• [Set exercise]: Filter the records below and copy every line containing the word "všetkých".

Stored dataset items
──────

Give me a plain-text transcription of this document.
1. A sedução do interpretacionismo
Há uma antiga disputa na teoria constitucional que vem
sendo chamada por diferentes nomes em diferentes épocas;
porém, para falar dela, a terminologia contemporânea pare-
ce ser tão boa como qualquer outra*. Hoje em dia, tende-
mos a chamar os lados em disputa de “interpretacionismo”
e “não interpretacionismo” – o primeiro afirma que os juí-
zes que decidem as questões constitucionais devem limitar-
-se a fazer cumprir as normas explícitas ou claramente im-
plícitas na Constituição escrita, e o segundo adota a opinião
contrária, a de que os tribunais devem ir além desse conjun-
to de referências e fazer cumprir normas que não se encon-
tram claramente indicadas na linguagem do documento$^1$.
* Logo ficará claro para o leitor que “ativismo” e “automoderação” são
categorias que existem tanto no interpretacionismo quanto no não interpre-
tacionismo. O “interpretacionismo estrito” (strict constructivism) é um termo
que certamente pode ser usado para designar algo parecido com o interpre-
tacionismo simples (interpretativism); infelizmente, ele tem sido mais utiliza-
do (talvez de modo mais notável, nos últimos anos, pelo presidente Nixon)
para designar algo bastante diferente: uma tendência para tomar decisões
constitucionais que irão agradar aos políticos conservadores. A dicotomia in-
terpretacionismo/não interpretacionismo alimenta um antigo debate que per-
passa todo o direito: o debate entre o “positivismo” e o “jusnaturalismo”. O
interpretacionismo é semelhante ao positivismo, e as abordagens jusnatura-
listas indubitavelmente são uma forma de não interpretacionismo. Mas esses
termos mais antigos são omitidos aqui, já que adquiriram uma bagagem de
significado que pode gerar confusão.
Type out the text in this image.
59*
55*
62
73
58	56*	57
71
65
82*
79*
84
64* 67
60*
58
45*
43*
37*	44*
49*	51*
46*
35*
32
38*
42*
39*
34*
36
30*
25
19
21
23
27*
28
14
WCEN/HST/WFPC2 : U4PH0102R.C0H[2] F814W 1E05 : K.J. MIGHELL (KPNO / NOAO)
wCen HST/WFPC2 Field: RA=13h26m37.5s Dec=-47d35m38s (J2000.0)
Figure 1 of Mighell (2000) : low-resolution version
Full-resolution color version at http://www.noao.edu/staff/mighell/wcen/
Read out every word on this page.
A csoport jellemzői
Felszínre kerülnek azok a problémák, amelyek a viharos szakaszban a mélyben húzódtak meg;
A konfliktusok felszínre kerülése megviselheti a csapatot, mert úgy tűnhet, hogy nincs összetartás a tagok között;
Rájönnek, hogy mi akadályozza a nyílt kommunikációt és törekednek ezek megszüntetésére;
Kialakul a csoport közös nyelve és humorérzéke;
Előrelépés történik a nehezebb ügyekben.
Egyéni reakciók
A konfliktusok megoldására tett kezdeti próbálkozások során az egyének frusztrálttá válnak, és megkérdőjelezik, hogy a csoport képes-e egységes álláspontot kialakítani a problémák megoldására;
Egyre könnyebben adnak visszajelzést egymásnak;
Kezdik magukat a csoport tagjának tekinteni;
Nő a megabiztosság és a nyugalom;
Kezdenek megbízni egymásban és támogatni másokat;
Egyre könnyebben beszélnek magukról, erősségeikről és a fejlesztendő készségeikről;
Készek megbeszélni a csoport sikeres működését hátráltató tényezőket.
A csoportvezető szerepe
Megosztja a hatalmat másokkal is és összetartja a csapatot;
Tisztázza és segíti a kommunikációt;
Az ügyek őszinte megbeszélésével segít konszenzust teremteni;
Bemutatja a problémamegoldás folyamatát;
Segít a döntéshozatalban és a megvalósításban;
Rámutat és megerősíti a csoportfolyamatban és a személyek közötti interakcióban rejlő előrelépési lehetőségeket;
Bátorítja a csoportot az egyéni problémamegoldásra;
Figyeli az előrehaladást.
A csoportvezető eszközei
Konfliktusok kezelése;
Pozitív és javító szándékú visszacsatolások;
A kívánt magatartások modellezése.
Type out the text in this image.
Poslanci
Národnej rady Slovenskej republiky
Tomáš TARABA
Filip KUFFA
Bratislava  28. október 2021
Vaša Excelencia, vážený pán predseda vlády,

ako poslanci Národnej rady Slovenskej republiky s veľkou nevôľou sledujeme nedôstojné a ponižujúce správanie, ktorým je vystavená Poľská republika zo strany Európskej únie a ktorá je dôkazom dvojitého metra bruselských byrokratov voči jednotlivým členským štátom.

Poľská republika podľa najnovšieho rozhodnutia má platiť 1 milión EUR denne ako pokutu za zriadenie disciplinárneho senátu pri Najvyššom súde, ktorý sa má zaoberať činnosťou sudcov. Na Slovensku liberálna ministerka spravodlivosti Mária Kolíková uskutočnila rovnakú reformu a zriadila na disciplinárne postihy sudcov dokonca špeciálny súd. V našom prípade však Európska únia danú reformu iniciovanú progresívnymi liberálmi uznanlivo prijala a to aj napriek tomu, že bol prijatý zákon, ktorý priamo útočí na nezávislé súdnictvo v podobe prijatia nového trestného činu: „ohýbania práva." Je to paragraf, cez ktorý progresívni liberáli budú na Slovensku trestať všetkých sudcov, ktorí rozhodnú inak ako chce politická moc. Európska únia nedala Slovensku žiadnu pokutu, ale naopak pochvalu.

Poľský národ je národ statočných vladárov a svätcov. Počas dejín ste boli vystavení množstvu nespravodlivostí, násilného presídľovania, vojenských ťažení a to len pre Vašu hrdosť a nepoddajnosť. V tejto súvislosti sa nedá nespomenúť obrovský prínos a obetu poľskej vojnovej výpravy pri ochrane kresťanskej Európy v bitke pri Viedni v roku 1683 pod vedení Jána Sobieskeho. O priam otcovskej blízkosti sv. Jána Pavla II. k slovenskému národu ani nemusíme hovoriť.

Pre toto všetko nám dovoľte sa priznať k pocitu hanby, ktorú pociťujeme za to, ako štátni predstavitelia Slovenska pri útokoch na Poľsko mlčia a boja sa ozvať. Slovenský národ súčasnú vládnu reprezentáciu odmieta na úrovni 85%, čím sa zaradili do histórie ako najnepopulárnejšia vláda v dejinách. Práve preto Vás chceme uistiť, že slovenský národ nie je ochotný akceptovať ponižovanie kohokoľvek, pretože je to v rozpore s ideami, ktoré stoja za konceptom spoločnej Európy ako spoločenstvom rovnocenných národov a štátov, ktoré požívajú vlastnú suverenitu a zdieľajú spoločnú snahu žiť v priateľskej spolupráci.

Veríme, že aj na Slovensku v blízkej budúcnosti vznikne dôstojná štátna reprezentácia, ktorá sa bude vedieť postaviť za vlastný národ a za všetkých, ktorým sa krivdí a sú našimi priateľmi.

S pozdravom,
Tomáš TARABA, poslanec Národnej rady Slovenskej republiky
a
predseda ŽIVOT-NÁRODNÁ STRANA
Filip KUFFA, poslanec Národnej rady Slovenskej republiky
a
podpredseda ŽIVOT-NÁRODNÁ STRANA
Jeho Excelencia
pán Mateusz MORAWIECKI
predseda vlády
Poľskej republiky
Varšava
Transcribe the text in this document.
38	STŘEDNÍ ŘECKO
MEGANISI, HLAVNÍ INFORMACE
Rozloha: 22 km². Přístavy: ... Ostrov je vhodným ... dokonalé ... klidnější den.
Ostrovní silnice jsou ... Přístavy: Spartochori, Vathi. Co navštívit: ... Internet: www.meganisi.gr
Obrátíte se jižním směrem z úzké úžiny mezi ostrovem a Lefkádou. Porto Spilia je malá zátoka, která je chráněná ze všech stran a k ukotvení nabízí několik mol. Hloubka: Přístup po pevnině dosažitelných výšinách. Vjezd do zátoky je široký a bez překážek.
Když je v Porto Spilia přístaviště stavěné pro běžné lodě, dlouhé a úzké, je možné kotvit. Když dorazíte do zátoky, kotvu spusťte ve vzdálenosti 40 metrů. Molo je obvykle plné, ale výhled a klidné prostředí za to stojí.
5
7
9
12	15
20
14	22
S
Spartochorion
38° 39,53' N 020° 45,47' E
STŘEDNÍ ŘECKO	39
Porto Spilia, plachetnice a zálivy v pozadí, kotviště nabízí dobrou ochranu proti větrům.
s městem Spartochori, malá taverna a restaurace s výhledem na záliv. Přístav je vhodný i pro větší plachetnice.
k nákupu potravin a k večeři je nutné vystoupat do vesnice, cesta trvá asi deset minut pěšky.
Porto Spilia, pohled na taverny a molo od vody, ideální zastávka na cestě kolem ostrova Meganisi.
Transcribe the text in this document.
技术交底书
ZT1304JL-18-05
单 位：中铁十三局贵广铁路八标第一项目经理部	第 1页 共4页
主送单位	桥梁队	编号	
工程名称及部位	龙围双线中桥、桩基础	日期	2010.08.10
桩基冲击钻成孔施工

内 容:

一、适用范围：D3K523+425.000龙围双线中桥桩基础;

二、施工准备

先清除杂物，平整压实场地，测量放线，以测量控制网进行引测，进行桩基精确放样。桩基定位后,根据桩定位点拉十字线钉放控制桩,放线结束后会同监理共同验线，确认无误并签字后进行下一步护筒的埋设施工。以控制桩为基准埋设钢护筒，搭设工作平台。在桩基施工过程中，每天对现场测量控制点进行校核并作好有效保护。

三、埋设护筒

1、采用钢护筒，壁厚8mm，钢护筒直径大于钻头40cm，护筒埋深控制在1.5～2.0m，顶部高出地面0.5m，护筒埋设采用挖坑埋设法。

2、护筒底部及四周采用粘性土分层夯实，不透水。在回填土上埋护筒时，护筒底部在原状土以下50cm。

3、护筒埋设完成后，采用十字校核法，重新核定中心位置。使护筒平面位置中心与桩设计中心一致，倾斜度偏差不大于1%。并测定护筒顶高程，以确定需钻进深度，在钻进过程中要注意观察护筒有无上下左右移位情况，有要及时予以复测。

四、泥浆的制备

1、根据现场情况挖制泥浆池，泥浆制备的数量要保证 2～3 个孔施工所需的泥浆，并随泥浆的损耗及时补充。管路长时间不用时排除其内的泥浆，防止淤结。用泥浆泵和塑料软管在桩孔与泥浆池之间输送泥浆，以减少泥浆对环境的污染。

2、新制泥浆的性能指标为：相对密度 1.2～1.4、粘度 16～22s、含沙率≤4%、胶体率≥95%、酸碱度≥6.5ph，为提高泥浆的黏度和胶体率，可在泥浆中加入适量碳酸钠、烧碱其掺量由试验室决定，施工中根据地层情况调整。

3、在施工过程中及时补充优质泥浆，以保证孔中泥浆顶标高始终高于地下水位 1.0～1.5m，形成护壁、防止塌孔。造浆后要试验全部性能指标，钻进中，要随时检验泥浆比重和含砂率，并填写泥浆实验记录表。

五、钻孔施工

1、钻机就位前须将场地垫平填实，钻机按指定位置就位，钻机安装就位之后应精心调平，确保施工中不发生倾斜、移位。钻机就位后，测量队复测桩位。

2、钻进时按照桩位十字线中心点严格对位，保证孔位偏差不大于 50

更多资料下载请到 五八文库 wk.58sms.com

──────

• [Task result]:
Poľská republika podľa najnovšieho rozhodnutia má platiť 1 milión EUR denne ako pokutu za zriadenie disciplinárneho senátu pri Najvyššom súde, ktorý sa má zaoberať činnosťou sudcov. Na Slovensku liberálna ministerka spravodlivosti Mária Kolíková uskutočnila rovnakú reformu a zriadila na disciplinárne postihy sudcov dokonca špeciálny súd. V našom prípade však Európska únia danú reformu iniciovanú progresívnymi liberálmi uznanlivo prijala a to aj napriek tomu, že bol prijatý zákon, ktorý priamo útočí na nezávislé súdnictvo v podobe prijatia nového trestného činu: „ohýbania práva." Je to paragraf, cez ktorý progresívni liberáli budú na Slovensku trestať všetkých sudcov, ktorí rozhodnú inak ako chce politická moc. Európska únia nedala Slovensku žiadnu pokutu, ale naopak pochvalu.
Veríme, že aj na Slovensku v blízkej budúcnosti vznikne dôstojná štátna reprezentácia, ktorá sa bude vedieť postaviť za vlastný národ a za všetkých, ktorým sa krivdí a sú našimi priateľmi.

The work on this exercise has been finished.